* _Aim of the task_:
Select every line below containing the word "李代桃僵".

(Recorded data)
··········
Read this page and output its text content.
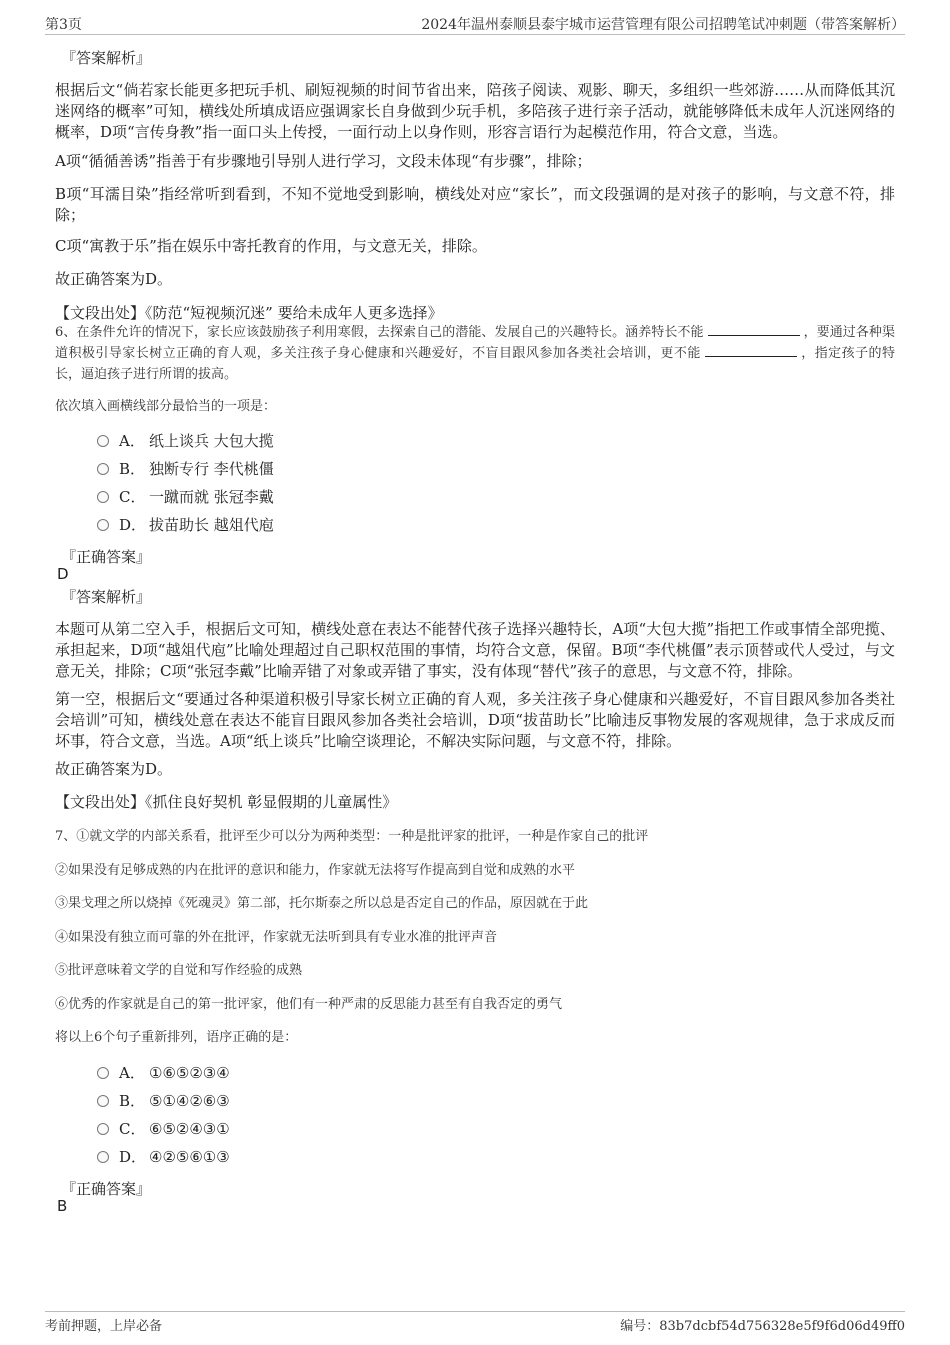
第3页	2024年温州泰顺县泰宇城市运营管理有限公司招聘笔试冲刺题（带答案解析）
『答案解析』
根据后文“倘若家长能更多把玩手机、刷短视频的时间节省出来，陪孩子阅读、观影、聊天，多组织一些郊游……从而降低其沉迷网络的概率”可知，横线处所填成语应强调家长自身做到少玩手机，多陪孩子进行亲子活动，就能够降低未成年人沉迷网络的概率，D项“言传身教”指一面口头上传授，一面行动上以身作则，形容言语行为起模范作用，符合文意，当选。
A项“循循善诱”指善于有步骤地引导别人进行学习，文段未体现“有步骤”，排除；
B项“耳濡目染”指经常听到看到，不知不觉地受到影响，横线处对应“家长”，而文段强调的是对孩子的影响，与文意不符，排除；
C项“寓教于乐”指在娱乐中寄托教育的作用，与文意无关，排除。
故正确答案为D。
【文段出处】《防范“短视频沉迷” 要给未成年人更多选择》
6、在条件允许的情况下，家长应该鼓励孩子利用寒假，去探索自己的潜能、发展自己的兴趣特长。涵养特长不能	，要通过各种渠道积极引导家长树立正确的育人观，多关注孩子身心健康和兴趣爱好，不盲目跟风参加各类社会培训，更不能	，指定孩子的特长，逼迫孩子进行所谓的拔高。
依次填入画横线部分最恰当的一项是：
A． 纸上谈兵 大包大揽
B． 独断专行 李代桃僵
C． 一蹴而就 张冠李戴
D． 拔苗助长 越俎代庖
『正确答案』
D
『答案解析』
本题可从第二空入手，根据后文可知，横线处意在表达不能替代孩子选择兴趣特长，A项“大包大揽”指把工作或事情全部兜揽、承担起来，D项“越俎代庖”比喻处理超过自己职权范围的事情，均符合文意，保留。B项“李代桃僵”表示顶替或代人受过，与文意无关，排除；C项“张冠李戴”比喻弄错了对象或弄错了事实，没有体现“替代”孩子的意思，与文意不符，排除。
第一空，根据后文“要通过各种渠道积极引导家长树立正确的育人观，多关注孩子身心健康和兴趣爱好，不盲目跟风参加各类社会培训”可知，横线处意在表达不能盲目跟风参加各类社会培训，D项“拔苗助长”比喻违反事物发展的客观规律，急于求成反而坏事，符合文意，当选。A项“纸上谈兵”比喻空谈理论，不解决实际问题，与文意不符，排除。
故正确答案为D。
【文段出处】《抓住良好契机 彰显假期的儿童属性》
7、①就文学的内部关系看，批评至少可以分为两种类型：一种是批评家的批评，一种是作家自己的批评
②如果没有足够成熟的内在批评的意识和能力，作家就无法将写作提高到自觉和成熟的水平
③果戈理之所以烧掉《死魂灵》第二部，托尔斯泰之所以总是否定自己的作品，原因就在于此
④如果没有独立而可靠的外在批评，作家就无法听到具有专业水准的批评声音
⑤批评意味着文学的自觉和写作经验的成熟
⑥优秀的作家就是自己的第一批评家，他们有一种严肃的反思能力甚至有自我否定的勇气
将以上6个句子重新排列，语序正确的是：
A． ①⑥⑤②③④
B． ⑤①④②⑥③
C． ⑥⑤②④③①
D． ④②⑤⑥①③
『正确答案』
B
考前押题，上岸必备	编号：83b7dcbf54d756328e5f9f6d06d49ff0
··········
* _Solution below_:
B． 独断专行 李代桃僵
本题可从第二空入手，根据后文可知，横线处意在表达不能替代孩子选择兴趣特长，A项“大包大揽”指把工作或事情全部兜揽、承担起来，D项“越俎代庖”比喻处理超过自己职权范围的事情，均符合文意，保留。B项“李代桃僵”表示顶替或代人受过，与文意无关，排除；C项“张冠李戴”比喻弄错了对象或弄错了事实，没有体现“替代”孩子的意思，与文意不符，排除。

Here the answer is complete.